***** EXERCISE MATERIAL

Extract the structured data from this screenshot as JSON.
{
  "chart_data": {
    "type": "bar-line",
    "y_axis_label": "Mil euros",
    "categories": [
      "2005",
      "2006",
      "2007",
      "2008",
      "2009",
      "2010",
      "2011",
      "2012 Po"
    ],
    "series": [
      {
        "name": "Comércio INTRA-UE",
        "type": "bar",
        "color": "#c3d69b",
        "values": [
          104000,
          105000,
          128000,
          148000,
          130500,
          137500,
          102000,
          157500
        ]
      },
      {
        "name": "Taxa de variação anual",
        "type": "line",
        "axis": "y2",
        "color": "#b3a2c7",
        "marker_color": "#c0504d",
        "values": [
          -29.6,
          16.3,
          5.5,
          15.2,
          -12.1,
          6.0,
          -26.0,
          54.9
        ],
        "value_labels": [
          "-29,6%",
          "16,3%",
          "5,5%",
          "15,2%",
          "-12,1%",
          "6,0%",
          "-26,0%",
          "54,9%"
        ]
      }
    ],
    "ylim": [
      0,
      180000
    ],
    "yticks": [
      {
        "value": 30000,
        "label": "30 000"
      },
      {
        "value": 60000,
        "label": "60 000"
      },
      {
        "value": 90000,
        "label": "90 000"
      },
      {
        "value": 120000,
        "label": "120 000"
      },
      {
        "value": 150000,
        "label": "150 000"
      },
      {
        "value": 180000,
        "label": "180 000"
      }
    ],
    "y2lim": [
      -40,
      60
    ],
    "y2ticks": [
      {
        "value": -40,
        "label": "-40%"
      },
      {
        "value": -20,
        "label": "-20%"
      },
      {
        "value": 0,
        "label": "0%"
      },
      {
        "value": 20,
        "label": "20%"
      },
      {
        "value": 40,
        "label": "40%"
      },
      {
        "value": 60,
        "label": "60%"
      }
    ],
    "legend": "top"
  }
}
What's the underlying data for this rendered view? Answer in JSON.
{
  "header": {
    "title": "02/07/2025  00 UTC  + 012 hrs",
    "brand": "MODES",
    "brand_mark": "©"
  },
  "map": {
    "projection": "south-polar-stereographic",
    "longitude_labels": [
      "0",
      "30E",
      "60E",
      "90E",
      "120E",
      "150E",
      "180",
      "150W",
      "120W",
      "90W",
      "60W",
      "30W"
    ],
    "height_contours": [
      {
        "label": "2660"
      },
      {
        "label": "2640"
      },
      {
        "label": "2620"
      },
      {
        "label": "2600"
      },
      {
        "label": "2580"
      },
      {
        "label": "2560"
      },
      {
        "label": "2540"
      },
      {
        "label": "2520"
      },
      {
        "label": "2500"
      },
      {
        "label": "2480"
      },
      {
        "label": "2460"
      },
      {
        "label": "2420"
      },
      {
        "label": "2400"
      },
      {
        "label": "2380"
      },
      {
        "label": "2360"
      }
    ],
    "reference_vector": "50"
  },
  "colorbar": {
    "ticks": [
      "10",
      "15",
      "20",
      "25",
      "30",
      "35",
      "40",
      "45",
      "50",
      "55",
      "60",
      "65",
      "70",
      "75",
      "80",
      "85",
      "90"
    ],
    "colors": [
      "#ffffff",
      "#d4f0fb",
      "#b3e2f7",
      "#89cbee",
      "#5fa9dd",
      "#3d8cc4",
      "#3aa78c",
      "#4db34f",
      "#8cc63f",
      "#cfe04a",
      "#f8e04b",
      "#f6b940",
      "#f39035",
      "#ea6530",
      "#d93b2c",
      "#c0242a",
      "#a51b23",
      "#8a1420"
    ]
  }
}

**********

EXERCISE BRIEF -
All of the lines above must be returned exactly.

RESPONSE TO THIS TASK -
Extract the structured data from this screenshot as JSON.
{
  "chart_data": {
    "type": "bar-line",
    "y_axis_label": "Mil euros",
    "categories": [
      "2005",
      "2006",
      "2007",
      "2008",
      "2009",
      "2010",
      "2011",
      "2012 Po"
    ],
    "series": [
      {
        "name": "Comércio INTRA-UE",
        "type": "bar",
        "color": "#c3d69b",
        "values": [
          104000,
          105000,
          128000,
          148000,
          130500,
          137500,
          102000,
          157500
        ]
      },
      {
        "name": "Taxa de variação anual",
        "type": "line",
        "axis": "y2",
        "color": "#b3a2c7",
        "marker_color": "#c0504d",
        "values": [
          -29.6,
          16.3,
          5.5,
          15.2,
          -12.1,
          6.0,
          -26.0,
          54.9
        ],
        "value_labels": [
          "-29,6%",
          "16,3%",
          "5,5%",
          "15,2%",
          "-12,1%",
          "6,0%",
          "-26,0%",
          "54,9%"
        ]
      }
    ],
    "ylim": [
      0,
      180000
    ],
    "yticks": [
      {
        "value": 30000,
        "label": "30 000"
      },
      {
        "value": 60000,
        "label": "60 000"
      },
      {
        "value": 90000,
        "label": "90 000"
      },
      {
        "value": 120000,
        "label": "120 000"
      },
      {
        "value": 150000,
        "label": "150 000"
      },
      {
        "value": 180000,
        "label": "180 000"
      }
    ],
    "y2lim": [
      -40,
      60
    ],
    "y2ticks": [
      {
        "value": -40,
        "label": "-40%"
      },
      {
        "value": -20,
        "label": "-20%"
      },
      {
        "value": 0,
        "label": "0%"
      },
      {
        "value": 20,
        "label": "20%"
      },
      {
        "value": 40,
        "label": "40%"
      },
      {
        "value": 60,
        "label": "60%"
      }
    ],
    "legend": "top"
  }
}
What's the underlying data for this rendered view? Answer in JSON.
{
  "header": {
    "title": "02/07/2025  00 UTC  + 012 hrs",
    "brand": "MODES",
    "brand_mark": "©"
  },
  "map": {
    "projection": "south-polar-stereographic",
    "longitude_labels": [
      "0",
      "30E",
      "60E",
      "90E",
      "120E",
      "150E",
      "180",
      "150W",
      "120W",
      "90W",
      "60W",
      "30W"
    ],
    "height_contours": [
      {
        "label": "2660"
      },
      {
        "label": "2640"
      },
      {
        "label": "2620"
      },
      {
        "label": "2600"
      },
      {
        "label": "2580"
      },
      {
        "label": "2560"
      },
      {
        "label": "2540"
      },
      {
        "label": "2520"
      },
      {
        "label": "2500"
      },
      {
        "label": "2480"
      },
      {
        "label": "2460"
      },
      {
        "label": "2420"
      },
      {
        "label": "2400"
      },
      {
        "label": "2380"
      },
      {
        "label": "2360"
      }
    ],
    "reference_vector": "50"
  },
  "colorbar": {
    "ticks": [
      "10",
      "15",
      "20",
      "25",
      "30",
      "35",
      "40",
      "45",
      "50",
      "55",
      "60",
      "65",
      "70",
      "75",
      "80",
      "85",
      "90"
    ],
    "colors": [
      "#ffffff",
      "#d4f0fb",
      "#b3e2f7",
      "#89cbee",
      "#5fa9dd",
      "#3d8cc4",
      "#3aa78c",
      "#4db34f",
      "#8cc63f",
      "#cfe04a",
      "#f8e04b",
      "#f6b940",
      "#f39035",
      "#ea6530",
      "#d93b2c",
      "#c0242a",
      "#a51b23",
      "#8a1420"
    ]
  }
}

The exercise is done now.